SET TASK – Would you quote the material below in full and unchanged?

RAW DATA –

● ● ● ● ● ● ●

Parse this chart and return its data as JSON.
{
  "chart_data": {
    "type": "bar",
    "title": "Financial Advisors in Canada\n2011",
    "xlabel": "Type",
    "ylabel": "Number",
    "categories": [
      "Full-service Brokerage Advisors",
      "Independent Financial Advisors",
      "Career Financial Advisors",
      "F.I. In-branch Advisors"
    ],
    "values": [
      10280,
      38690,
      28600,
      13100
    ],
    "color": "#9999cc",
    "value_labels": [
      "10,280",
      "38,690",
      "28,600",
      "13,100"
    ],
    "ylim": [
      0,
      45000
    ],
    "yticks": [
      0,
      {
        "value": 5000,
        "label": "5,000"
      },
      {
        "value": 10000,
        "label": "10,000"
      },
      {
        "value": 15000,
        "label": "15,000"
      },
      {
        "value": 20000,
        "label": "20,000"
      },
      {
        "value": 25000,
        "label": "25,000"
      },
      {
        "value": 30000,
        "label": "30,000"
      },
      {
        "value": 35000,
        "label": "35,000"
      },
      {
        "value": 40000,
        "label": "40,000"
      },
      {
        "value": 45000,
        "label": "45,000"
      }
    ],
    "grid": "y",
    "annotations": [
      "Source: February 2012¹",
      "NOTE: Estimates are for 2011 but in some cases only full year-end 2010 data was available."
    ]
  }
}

● ● ● ● ● ● ●

FINISHED TASK –
Parse this chart and return its data as JSON.
{
  "chart_data": {
    "type": "bar",
    "title": "Financial Advisors in Canada\n2011",
    "xlabel": "Type",
    "ylabel": "Number",
    "categories": [
      "Full-service Brokerage Advisors",
      "Independent Financial Advisors",
      "Career Financial Advisors",
      "F.I. In-branch Advisors"
    ],
    "values": [
      10280,
      38690,
      28600,
      13100
    ],
    "color": "#9999cc",
    "value_labels": [
      "10,280",
      "38,690",
      "28,600",
      "13,100"
    ],
    "ylim": [
      0,
      45000
    ],
    "yticks": [
      0,
      {
        "value": 5000,
        "label": "5,000"
      },
      {
        "value": 10000,
        "label": "10,000"
      },
      {
        "value": 15000,
        "label": "15,000"
      },
      {
        "value": 20000,
        "label": "20,000"
      },
      {
        "value": 25000,
        "label": "25,000"
      },
      {
        "value": 30000,
        "label": "30,000"
      },
      {
        "value": 35000,
        "label": "35,000"
      },
      {
        "value": 40000,
        "label": "40,000"
      },
      {
        "value": 45000,
        "label": "45,000"
      }
    ],
    "grid": "y",
    "annotations": [
      "Source: February 2012¹",
      "NOTE: Estimates are for 2011 but in some cases only full year-end 2010 data was available."
    ]
  }
}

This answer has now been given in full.